>> Start Data rows

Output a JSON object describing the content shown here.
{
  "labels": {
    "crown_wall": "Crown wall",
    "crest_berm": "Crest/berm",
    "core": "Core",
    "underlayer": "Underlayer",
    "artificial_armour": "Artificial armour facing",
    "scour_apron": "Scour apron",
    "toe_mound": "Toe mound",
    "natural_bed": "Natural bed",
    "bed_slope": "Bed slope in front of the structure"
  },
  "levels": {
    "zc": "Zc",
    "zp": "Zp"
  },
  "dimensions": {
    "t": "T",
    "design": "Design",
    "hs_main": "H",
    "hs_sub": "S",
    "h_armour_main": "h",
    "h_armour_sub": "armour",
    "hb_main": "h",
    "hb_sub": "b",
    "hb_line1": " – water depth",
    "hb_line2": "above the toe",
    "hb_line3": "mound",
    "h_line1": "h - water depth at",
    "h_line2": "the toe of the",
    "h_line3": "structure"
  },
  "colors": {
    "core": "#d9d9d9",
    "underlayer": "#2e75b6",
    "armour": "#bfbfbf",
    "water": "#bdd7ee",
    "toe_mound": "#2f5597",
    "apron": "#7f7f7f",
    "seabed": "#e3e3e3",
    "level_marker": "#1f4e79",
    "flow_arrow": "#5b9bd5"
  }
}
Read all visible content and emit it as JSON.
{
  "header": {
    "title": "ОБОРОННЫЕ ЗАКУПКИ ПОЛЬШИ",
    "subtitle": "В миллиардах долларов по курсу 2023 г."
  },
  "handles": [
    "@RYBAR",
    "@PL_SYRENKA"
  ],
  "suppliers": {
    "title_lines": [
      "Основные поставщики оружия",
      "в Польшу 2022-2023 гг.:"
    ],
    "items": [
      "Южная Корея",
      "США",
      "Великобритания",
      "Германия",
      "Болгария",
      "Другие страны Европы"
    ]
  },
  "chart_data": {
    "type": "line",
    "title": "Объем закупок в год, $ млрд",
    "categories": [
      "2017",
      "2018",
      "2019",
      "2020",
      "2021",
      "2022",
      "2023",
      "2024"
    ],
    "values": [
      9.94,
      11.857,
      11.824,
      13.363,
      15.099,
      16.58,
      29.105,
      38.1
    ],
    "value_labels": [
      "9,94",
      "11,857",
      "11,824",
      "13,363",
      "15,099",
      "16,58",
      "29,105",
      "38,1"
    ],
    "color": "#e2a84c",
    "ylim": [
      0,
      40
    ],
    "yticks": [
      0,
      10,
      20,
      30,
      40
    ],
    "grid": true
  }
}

>> End Data rows

What needs to be done ▸
Set all of the records down again, exactly as they stand.

Response ▸
Output a JSON object describing the content shown here.
{
  "labels": {
    "crown_wall": "Crown wall",
    "crest_berm": "Crest/berm",
    "core": "Core",
    "underlayer": "Underlayer",
    "artificial_armour": "Artificial armour facing",
    "scour_apron": "Scour apron",
    "toe_mound": "Toe mound",
    "natural_bed": "Natural bed",
    "bed_slope": "Bed slope in front of the structure"
  },
  "levels": {
    "zc": "Zc",
    "zp": "Zp"
  },
  "dimensions": {
    "t": "T",
    "design": "Design",
    "hs_main": "H",
    "hs_sub": "S",
    "h_armour_main": "h",
    "h_armour_sub": "armour",
    "hb_main": "h",
    "hb_sub": "b",
    "hb_line1": " – water depth",
    "hb_line2": "above the toe",
    "hb_line3": "mound",
    "h_line1": "h - water depth at",
    "h_line2": "the toe of the",
    "h_line3": "structure"
  },
  "colors": {
    "core": "#d9d9d9",
    "underlayer": "#2e75b6",
    "armour": "#bfbfbf",
    "water": "#bdd7ee",
    "toe_mound": "#2f5597",
    "apron": "#7f7f7f",
    "seabed": "#e3e3e3",
    "level_marker": "#1f4e79",
    "flow_arrow": "#5b9bd5"
  }
}
Read all visible content and emit it as JSON.
{
  "header": {
    "title": "ОБОРОННЫЕ ЗАКУПКИ ПОЛЬШИ",
    "subtitle": "В миллиардах долларов по курсу 2023 г."
  },
  "handles": [
    "@RYBAR",
    "@PL_SYRENKA"
  ],
  "suppliers": {
    "title_lines": [
      "Основные поставщики оружия",
      "в Польшу 2022-2023 гг.:"
    ],
    "items": [
      "Южная Корея",
      "США",
      "Великобритания",
      "Германия",
      "Болгария",
      "Другие страны Европы"
    ]
  },
  "chart_data": {
    "type": "line",
    "title": "Объем закупок в год, $ млрд",
    "categories": [
      "2017",
      "2018",
      "2019",
      "2020",
      "2021",
      "2022",
      "2023",
      "2024"
    ],
    "values": [
      9.94,
      11.857,
      11.824,
      13.363,
      15.099,
      16.58,
      29.105,
      38.1
    ],
    "value_labels": [
      "9,94",
      "11,857",
      "11,824",
      "13,363",
      "15,099",
      "16,58",
      "29,105",
      "38,1"
    ],
    "color": "#e2a84c",
    "ylim": [
      0,
      40
    ],
    "yticks": [
      0,
      10,
      20,
      30,
      40
    ],
    "grid": true
  }
}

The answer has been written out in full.